== Seitentext ==
------

Ich weiß, dass Sie die Frage, ob Sie mehr Truppen entsenden, erst nach der Konferenz beantworten wollen. Sie benutzen die Konferenz auch ein bisschen, um die entsprechende Stimmung dafür zu schaffen. Deswegen sagen Sie, dass Sie jetzt bei der Mandatsverlängerung erst einmal im Rahmen des Mandates bleiben. Ich sage Ihnen: Wir müssen als Bundestag überprüfen, ob wir nicht ein anderes Signal setzen sollten. Ich glaube, eine kopflose Verlängerung der bestehenden Mandate gefährdet Afghanistan und auch die deutschen Soldatinnen und Soldaten.

(Beifall bei Abgeordneten der LINKEN)

Ich möchte abschließend etwas zu der sehr schönen Formulierung einer wertegebundenen und interessengeleiteten Außenpolitik im Koalitionsvertrag sagen. Ich habe als Linker Erfahrung damit, wenn man Politik ideologisiert. Dabei kommt meistens Unsinn heraus. Was Sie als wertegebunden und interessengeleitet vorstellen, ist eine Ideologisierung der deutschen Außenpolitik.
Dann fangen Sie an, die Werte zu beschreiben. Das müssen Sie auch zu Ende denken. Sie schreiben in diesem Abschnitt, dass der Kern des Begriffs „wertegebunden“ die Idee der westlichen Werte ist. Erklären Sie mir doch einmal, was für Sie die westlichen Werte sind! Wie wollen Sie in den Vereinten Nationen, die gerade auf Wertevielfalt und kultureller Vielfalt beruhen, die westlichen Werte durchsetzen? Das sollten Sie einmal der Mehrheit der Mitgliedstaaten der Vereinten Nationen als politisches Konzept anbieten. Dann können Sie sich Ihren Platz im Weltsicherheitsrat gleich abschminken; der ist sowieso weg.

------

== Erfasste Daten ==
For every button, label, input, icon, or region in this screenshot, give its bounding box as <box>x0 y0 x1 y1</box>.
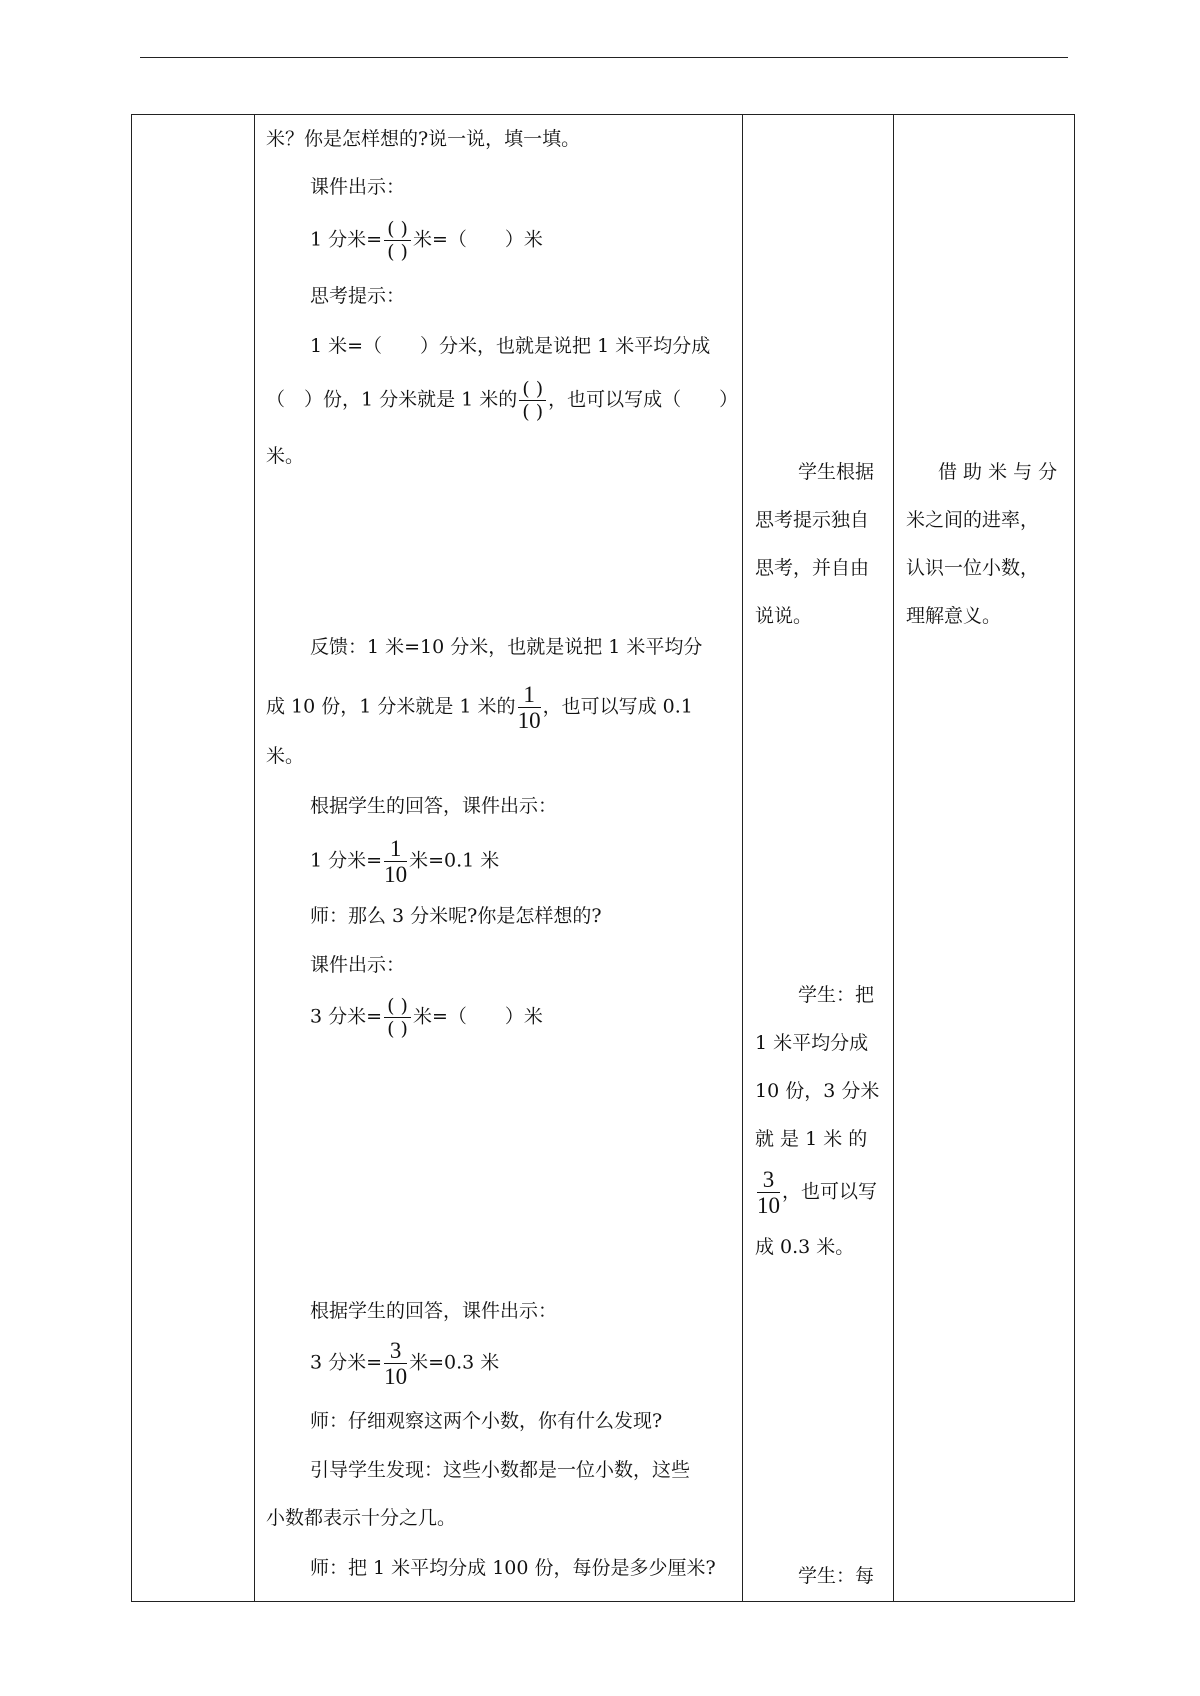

------

== Ziel der Aufgabe ==
Gib aus dem Seitentext die Passage wortgetreu aus, die mit „Dann fangen Sie“ beginnt und bis einschließlich „ist sowieso weg.“ reicht. Die Zeilen sind eigenständiges Material und gehören nicht zum Seitentext.

== Richtige Antwort ==
Dann fangen Sie an, die Werte zu beschreiben. Das müssen Sie auch zu Ende denken. Sie schreiben in diesem Abschnitt, dass der Kern des Begriffs „wertegebunden“ die Idee der westlichen Werte ist. Erklären Sie mir doch einmal, was für Sie die westlichen Werte sind! Wie wollen Sie in den Vereinten Nationen, die gerade auf Wertevielfalt und kultureller Vielfalt beruhen, die westlichen Werte durchsetzen? Das sollten Sie einmal der Mehrheit der Mitgliedstaaten der Vereinten Nationen als politisches Konzept anbieten. Dann können Sie sich Ihren Platz im Weltsicherheitsrat gleich abschminken; der ist sowieso weg.